§ DATA FOR THE TASK:
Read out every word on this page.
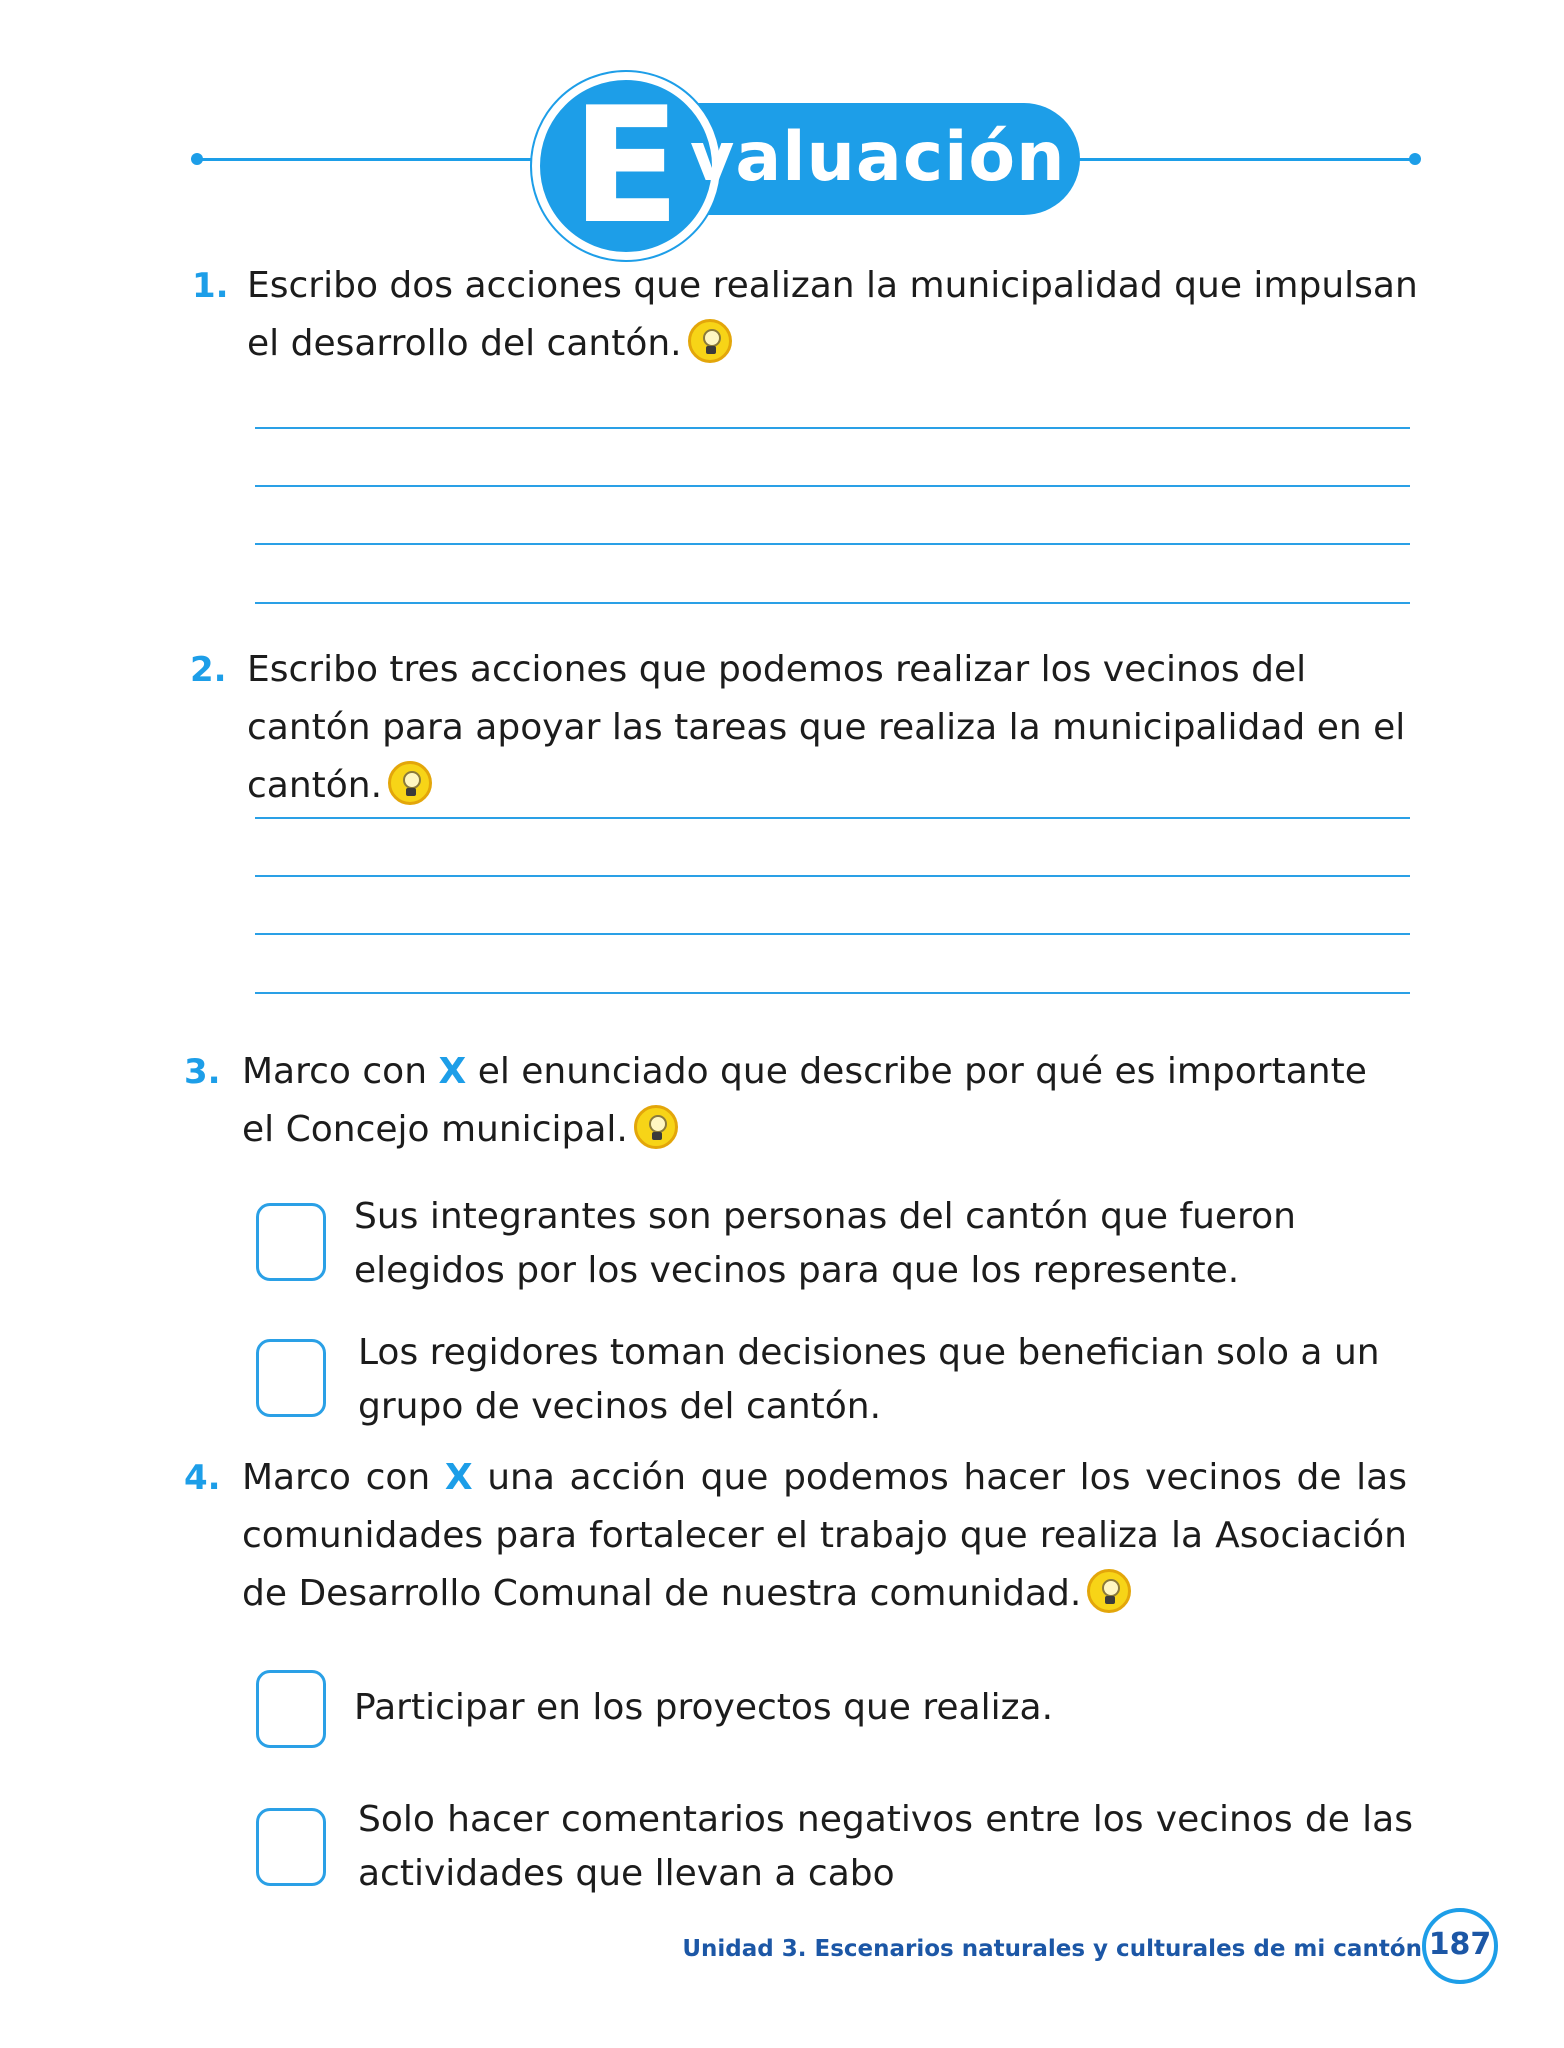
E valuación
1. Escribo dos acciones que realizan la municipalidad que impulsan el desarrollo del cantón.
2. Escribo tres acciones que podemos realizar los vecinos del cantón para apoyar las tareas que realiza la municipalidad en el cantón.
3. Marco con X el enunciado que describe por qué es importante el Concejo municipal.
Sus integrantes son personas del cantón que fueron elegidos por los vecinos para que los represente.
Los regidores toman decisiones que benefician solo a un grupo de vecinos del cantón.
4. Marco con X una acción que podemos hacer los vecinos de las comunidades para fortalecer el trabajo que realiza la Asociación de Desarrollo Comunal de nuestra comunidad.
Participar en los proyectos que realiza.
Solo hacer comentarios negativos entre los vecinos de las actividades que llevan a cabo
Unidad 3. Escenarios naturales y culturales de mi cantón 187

---

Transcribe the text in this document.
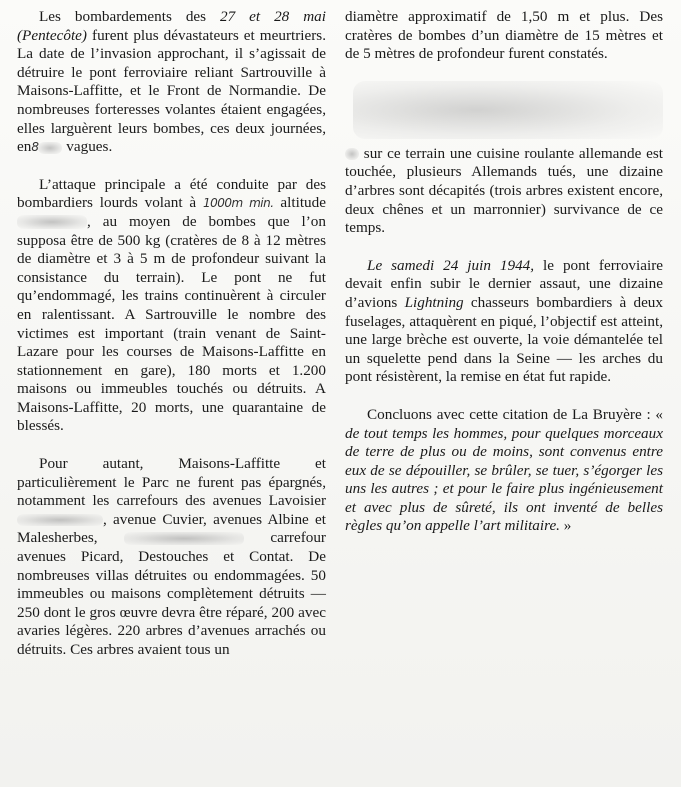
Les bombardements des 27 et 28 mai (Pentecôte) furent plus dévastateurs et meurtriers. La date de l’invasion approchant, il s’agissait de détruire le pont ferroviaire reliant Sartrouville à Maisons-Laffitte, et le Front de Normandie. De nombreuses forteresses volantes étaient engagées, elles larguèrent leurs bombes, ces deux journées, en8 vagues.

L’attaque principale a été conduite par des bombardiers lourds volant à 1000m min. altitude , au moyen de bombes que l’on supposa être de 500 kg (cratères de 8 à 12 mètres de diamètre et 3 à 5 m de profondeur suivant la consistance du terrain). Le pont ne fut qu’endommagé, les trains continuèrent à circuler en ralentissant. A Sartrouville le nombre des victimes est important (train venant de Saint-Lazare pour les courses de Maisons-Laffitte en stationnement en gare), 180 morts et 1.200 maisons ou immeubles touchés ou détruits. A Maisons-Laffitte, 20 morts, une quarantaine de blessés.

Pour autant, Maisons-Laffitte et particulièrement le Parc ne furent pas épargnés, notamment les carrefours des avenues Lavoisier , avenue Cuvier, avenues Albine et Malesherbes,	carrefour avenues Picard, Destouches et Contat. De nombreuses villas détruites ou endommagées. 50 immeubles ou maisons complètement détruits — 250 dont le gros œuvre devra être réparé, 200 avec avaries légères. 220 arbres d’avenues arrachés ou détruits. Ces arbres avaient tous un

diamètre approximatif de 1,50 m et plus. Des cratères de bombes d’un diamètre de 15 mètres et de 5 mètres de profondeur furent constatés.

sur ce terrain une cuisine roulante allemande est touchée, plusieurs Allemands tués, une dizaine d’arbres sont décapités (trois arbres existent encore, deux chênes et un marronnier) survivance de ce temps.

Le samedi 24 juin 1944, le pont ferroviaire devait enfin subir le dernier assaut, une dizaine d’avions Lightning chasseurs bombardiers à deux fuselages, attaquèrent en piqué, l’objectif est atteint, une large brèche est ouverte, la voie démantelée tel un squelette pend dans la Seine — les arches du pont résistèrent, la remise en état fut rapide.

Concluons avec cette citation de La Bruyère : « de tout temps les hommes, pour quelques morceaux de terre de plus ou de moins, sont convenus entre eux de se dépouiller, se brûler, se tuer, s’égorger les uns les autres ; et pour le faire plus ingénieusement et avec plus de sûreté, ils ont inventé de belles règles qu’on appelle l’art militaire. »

...

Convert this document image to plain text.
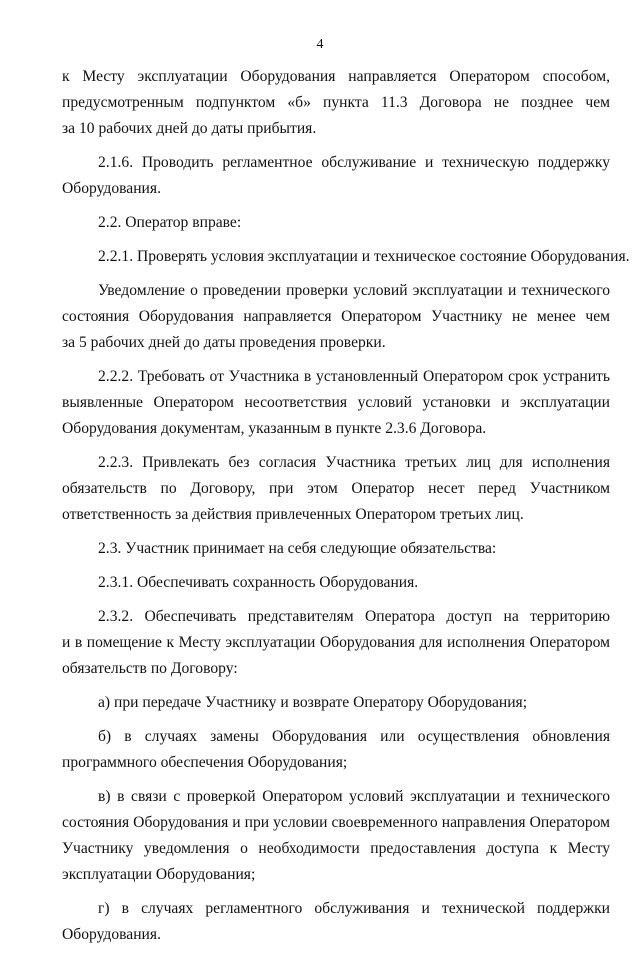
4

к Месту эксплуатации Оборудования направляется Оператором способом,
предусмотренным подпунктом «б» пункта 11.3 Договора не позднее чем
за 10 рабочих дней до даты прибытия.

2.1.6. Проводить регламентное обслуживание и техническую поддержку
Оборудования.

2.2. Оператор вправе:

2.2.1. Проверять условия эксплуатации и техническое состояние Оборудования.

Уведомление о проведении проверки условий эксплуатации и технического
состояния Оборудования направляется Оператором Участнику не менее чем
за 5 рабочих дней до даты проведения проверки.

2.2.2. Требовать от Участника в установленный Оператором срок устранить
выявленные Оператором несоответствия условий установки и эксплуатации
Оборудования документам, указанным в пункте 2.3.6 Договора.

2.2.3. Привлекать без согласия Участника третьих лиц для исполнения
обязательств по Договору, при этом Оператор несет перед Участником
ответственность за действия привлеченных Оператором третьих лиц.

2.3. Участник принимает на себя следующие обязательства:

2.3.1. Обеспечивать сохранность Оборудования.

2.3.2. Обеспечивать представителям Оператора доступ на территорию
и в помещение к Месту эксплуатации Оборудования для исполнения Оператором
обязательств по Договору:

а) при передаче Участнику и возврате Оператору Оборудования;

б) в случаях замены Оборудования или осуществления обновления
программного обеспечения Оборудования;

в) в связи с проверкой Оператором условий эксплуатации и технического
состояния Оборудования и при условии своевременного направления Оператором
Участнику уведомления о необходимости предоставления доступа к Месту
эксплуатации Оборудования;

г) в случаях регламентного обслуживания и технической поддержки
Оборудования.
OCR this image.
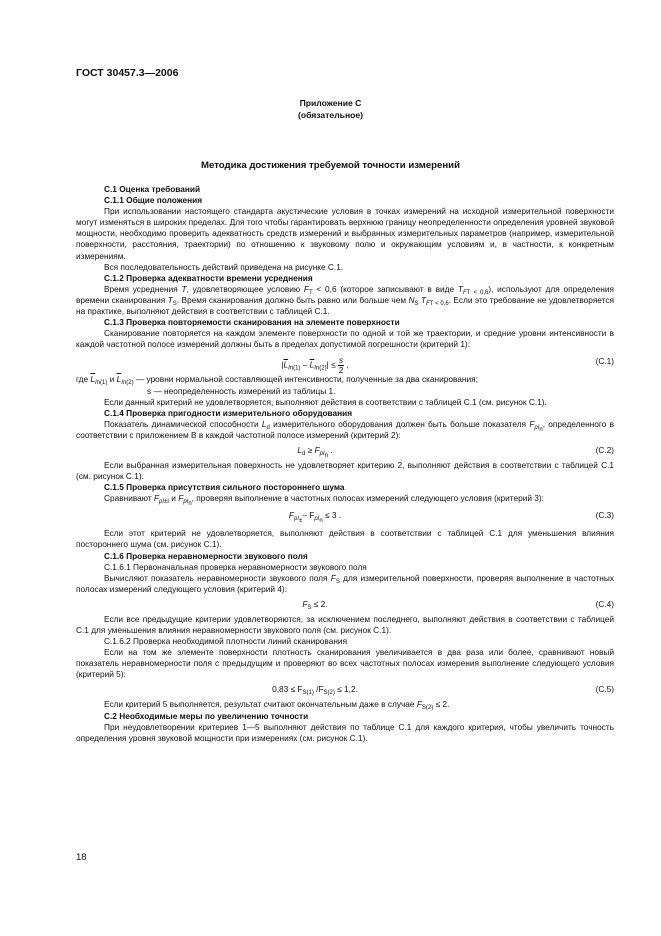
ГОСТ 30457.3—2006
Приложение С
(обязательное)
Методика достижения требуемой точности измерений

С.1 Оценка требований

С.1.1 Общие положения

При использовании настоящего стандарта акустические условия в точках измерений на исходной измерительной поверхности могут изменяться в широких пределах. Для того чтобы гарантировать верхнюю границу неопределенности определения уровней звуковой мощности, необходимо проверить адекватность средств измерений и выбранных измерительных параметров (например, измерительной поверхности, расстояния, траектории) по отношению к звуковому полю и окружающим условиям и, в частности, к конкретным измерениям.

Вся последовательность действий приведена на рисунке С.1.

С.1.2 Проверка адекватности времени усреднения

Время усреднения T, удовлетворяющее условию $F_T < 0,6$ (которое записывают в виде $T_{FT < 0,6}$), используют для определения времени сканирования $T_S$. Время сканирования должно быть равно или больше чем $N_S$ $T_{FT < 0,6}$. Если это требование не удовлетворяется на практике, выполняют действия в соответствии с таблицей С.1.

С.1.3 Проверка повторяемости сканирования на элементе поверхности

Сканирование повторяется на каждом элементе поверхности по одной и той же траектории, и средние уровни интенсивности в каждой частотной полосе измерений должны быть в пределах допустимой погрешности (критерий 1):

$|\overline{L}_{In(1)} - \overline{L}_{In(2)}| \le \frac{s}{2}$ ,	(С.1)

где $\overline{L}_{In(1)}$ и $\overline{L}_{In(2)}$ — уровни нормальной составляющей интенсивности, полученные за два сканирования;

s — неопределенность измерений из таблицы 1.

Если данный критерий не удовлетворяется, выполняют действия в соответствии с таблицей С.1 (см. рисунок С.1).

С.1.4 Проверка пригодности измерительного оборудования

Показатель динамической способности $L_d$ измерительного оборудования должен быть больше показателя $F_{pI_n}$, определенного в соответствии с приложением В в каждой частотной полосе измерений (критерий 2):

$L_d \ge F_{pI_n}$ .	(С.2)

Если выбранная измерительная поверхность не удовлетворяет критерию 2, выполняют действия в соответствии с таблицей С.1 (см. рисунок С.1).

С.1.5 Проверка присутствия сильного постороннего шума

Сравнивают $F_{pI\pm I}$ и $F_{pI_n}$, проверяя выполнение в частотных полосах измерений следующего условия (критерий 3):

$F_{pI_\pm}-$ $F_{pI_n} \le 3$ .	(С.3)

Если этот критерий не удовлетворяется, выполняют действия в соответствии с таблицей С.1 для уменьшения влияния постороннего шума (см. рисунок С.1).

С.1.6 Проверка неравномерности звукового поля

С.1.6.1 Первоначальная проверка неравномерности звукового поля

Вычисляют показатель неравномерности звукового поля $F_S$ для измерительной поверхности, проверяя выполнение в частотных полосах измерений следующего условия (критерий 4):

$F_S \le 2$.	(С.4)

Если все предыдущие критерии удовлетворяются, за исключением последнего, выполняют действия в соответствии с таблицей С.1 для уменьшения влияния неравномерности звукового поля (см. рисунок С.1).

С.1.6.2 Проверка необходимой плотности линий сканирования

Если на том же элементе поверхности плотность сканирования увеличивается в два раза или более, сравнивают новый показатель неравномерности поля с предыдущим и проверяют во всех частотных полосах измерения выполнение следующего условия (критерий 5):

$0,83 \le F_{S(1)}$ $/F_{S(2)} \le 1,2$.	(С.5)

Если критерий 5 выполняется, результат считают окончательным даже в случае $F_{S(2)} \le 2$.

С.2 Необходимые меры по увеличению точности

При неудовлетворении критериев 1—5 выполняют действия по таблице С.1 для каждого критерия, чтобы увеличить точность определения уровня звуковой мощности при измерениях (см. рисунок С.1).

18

§ INSTRUCTIONS FOR THE TASK:
Filter the listing above for the string "измерительного" and copy every matching line.

§ RESULT OF THE TASK:
С.1.4 Проверка пригодности измерительного оборудования
Показатель динамической способности $L_d$ измерительного оборудования должен быть больше показателя $F_{pI_n}$, определенного в соответствии с приложением В в каждой частотной полосе измерений (критерий 2):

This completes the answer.